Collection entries
--- START ---

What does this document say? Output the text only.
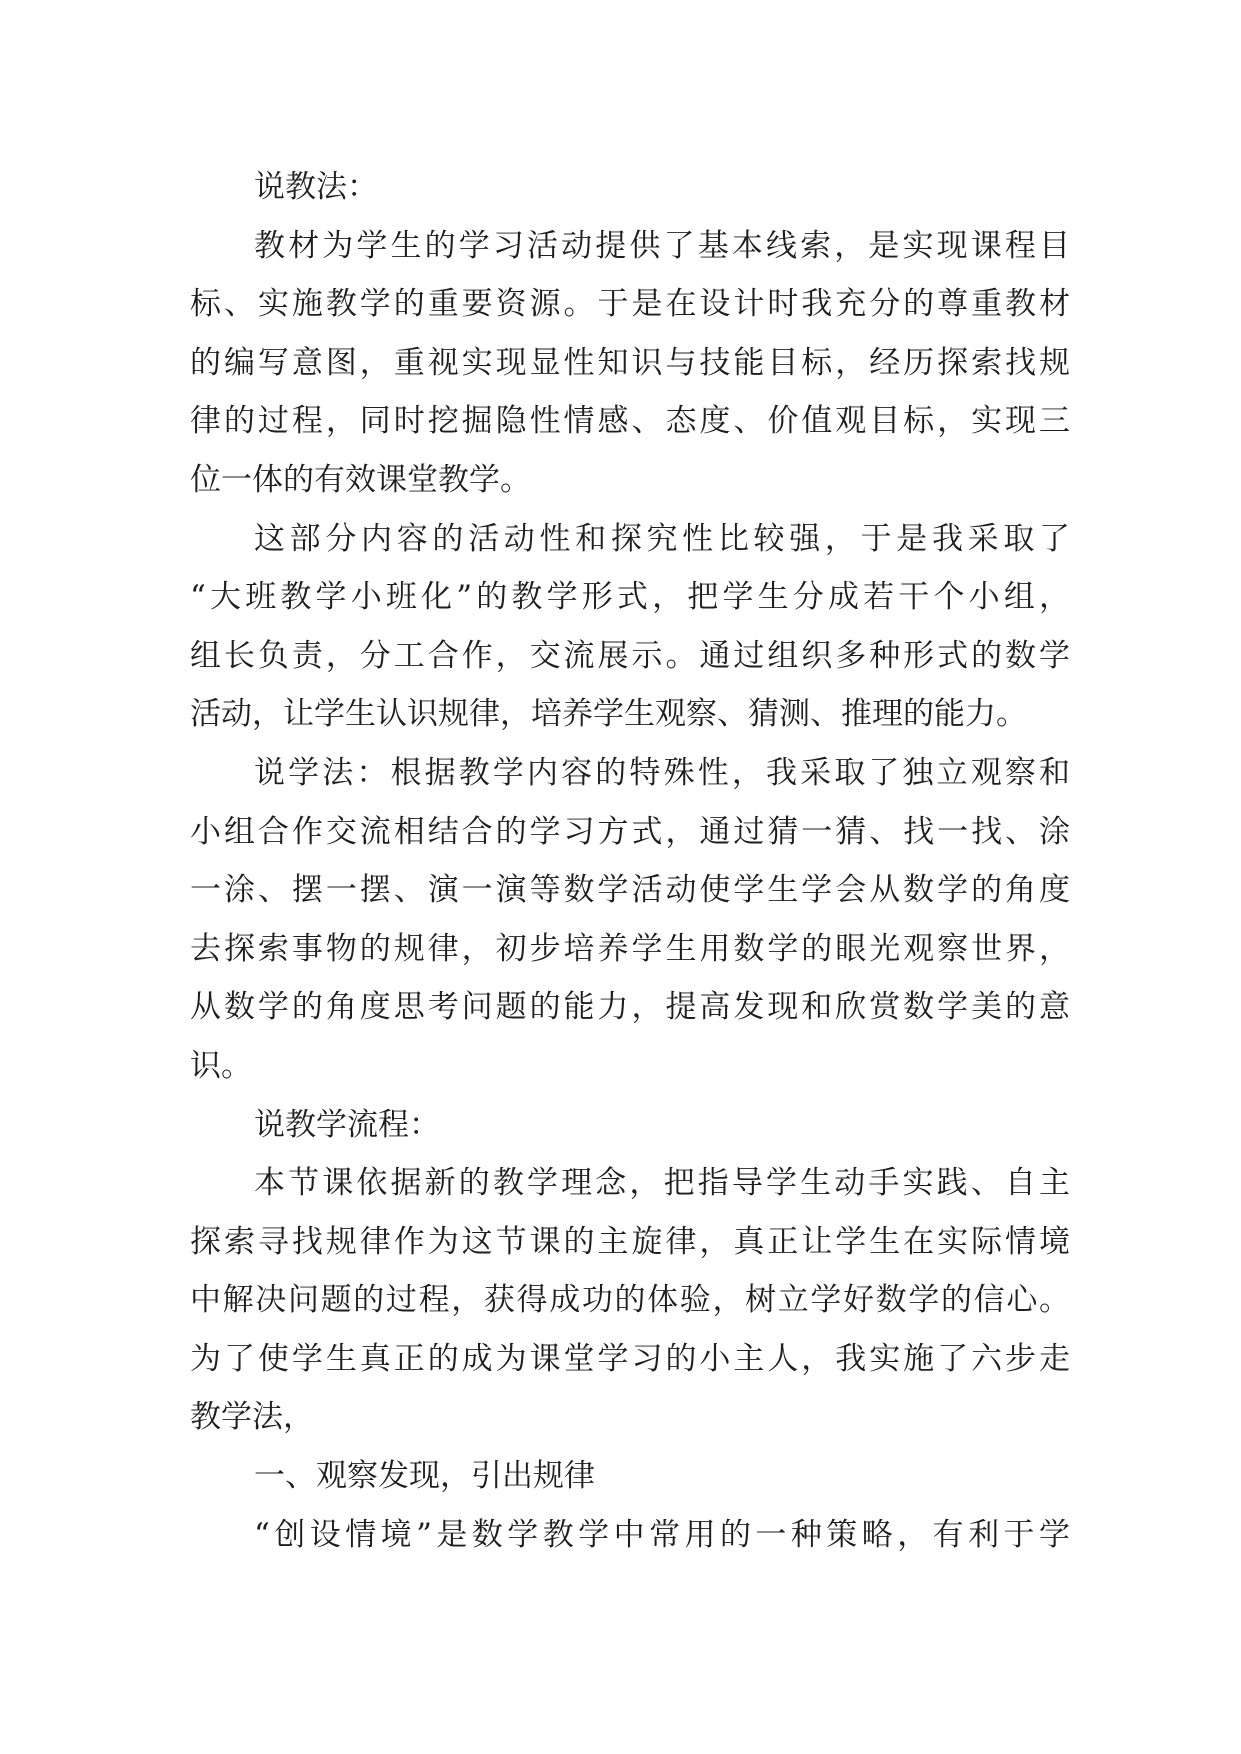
说教法：
教材为学生的学习活动提供了基本线索，是实现课程目
标、实施教学的重要资源。于是在设计时我充分的尊重教材
的编写意图，重视实现显性知识与技能目标，经历探索找规
律的过程，同时挖掘隐性情感、态度、价值观目标，实现三
位一体的有效课堂教学。
这部分内容的活动性和探究性比较强，于是我采取了
“大班教学小班化”的教学形式，把学生分成若干个小组，
组长负责，分工合作，交流展示。通过组织多种形式的数学
活动，让学生认识规律，培养学生观察、猜测、推理的能力。
说学法：根据教学内容的特殊性，我采取了独立观察和
小组合作交流相结合的学习方式，通过猜一猜、找一找、涂
一涂、摆一摆、演一演等数学活动使学生学会从数学的角度
去探索事物的规律，初步培养学生用数学的眼光观察世界，
从数学的角度思考问题的能力，提高发现和欣赏数学美的意
识。
说教学流程：
本节课依据新的教学理念，把指导学生动手实践、自主
探索寻找规律作为这节课的主旋律，真正让学生在实际情境
中解决问题的过程，获得成功的体验，树立学好数学的信心。
为了使学生真正的成为课堂学习的小主人，我实施了六步走
教学法，
一、观察发现，引出规律
“创设情境”是数学教学中常用的一种策略，有利于学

--- END ---

### Problem requirements
Make an exact copy of the records shown above, without the pictures.

### Solution below
What does this document say? Output the text only.
说教法：
教材为学生的学习活动提供了基本线索，是实现课程目
标、实施教学的重要资源。于是在设计时我充分的尊重教材
的编写意图，重视实现显性知识与技能目标，经历探索找规
律的过程，同时挖掘隐性情感、态度、价值观目标，实现三
位一体的有效课堂教学。
这部分内容的活动性和探究性比较强，于是我采取了
“大班教学小班化”的教学形式，把学生分成若干个小组，
组长负责，分工合作，交流展示。通过组织多种形式的数学
活动，让学生认识规律，培养学生观察、猜测、推理的能力。
说学法：根据教学内容的特殊性，我采取了独立观察和
小组合作交流相结合的学习方式，通过猜一猜、找一找、涂
一涂、摆一摆、演一演等数学活动使学生学会从数学的角度
去探索事物的规律，初步培养学生用数学的眼光观察世界，
从数学的角度思考问题的能力，提高发现和欣赏数学美的意
识。
说教学流程：
本节课依据新的教学理念，把指导学生动手实践、自主
探索寻找规律作为这节课的主旋律，真正让学生在实际情境
中解决问题的过程，获得成功的体验，树立学好数学的信心。
为了使学生真正的成为课堂学习的小主人，我实施了六步走
教学法，
一、观察发现，引出规律
“创设情境”是数学教学中常用的一种策略，有利于学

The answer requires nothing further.